[Listings of element locations]
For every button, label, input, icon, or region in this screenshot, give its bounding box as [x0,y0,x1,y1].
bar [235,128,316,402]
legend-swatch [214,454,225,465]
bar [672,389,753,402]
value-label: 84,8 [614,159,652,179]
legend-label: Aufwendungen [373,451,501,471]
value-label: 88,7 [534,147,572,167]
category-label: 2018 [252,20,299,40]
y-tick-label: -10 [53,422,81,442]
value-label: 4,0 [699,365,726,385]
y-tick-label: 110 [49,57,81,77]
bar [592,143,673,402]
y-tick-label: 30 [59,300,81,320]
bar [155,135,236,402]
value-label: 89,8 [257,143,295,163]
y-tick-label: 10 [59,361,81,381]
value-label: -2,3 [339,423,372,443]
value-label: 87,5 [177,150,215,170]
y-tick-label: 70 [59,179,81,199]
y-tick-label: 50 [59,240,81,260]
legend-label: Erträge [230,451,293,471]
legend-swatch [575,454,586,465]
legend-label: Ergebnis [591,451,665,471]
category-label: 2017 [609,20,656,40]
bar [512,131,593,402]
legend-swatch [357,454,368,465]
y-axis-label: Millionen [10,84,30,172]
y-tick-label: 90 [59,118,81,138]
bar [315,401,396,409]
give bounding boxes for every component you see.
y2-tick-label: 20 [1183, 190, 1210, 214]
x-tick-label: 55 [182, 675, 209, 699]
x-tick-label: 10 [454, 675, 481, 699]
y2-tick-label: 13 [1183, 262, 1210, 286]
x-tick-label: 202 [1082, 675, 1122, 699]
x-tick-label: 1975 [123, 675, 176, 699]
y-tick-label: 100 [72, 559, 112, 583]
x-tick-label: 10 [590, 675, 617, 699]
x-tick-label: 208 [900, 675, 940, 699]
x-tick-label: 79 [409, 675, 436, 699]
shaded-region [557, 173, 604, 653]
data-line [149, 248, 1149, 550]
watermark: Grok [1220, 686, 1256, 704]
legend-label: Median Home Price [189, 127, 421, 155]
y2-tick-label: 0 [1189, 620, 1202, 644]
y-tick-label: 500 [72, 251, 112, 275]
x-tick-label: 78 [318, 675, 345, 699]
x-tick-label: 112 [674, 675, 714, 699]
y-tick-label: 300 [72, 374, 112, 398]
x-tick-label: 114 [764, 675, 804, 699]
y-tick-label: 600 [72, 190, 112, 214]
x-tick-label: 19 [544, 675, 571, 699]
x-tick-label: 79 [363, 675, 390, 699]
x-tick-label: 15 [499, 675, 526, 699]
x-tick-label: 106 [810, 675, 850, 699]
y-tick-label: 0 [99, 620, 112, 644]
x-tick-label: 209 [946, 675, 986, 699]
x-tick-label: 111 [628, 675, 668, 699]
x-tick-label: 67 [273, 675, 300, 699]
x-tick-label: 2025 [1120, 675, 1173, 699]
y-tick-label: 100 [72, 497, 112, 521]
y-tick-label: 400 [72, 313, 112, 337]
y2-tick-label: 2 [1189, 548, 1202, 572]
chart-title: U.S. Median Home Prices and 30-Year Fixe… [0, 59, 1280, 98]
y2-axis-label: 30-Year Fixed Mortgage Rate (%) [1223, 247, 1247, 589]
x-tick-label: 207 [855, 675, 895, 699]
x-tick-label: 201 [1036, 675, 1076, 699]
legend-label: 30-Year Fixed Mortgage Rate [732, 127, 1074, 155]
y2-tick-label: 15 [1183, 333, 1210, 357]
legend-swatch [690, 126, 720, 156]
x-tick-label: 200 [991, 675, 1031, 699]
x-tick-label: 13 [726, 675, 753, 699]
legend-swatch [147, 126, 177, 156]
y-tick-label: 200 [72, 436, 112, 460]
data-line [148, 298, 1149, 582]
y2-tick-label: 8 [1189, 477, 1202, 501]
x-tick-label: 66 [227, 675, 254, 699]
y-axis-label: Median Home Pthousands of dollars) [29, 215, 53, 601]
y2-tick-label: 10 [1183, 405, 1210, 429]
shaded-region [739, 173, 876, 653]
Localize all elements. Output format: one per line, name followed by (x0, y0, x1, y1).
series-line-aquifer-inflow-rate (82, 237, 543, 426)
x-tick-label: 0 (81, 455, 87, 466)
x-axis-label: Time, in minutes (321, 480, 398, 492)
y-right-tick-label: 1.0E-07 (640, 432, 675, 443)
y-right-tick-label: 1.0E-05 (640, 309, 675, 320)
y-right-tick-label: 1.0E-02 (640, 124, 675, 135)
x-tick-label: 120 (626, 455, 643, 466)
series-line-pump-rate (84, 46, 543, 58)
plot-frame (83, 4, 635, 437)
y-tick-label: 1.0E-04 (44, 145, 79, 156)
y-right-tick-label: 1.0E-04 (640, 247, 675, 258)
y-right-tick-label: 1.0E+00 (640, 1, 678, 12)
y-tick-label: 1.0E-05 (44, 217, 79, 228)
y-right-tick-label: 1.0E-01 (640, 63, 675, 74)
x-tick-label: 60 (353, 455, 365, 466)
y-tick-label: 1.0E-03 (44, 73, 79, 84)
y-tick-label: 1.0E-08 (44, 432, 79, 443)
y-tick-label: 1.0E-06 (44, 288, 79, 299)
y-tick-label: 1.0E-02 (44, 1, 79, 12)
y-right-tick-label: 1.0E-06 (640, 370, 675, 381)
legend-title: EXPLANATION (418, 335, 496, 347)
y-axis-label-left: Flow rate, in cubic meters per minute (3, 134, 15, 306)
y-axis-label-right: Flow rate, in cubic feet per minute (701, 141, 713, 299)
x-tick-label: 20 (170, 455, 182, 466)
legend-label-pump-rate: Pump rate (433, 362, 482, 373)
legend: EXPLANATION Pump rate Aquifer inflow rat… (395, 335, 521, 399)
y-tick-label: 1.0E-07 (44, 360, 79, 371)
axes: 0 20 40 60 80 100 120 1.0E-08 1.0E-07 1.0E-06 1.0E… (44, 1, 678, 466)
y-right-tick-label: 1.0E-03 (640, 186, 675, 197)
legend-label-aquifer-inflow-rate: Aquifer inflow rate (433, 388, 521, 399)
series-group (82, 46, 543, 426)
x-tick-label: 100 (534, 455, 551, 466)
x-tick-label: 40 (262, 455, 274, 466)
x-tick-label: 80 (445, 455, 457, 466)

> WHAT THIS TASK INVOLVES: Pull out every line of the data above that contains the string "Year" and copy each one unchanged.

> SOLUTION FOR THIS PROBLEM:
chart-title: U.S. Median Home Prices and 30-Year Fixe… [0, 59, 1280, 98]
y2-axis-label: 30-Year Fixed Mortgage Rate (%) [1223, 247, 1247, 589]
legend-label: 30-Year Fixed Mortgage Rate [732, 127, 1074, 155]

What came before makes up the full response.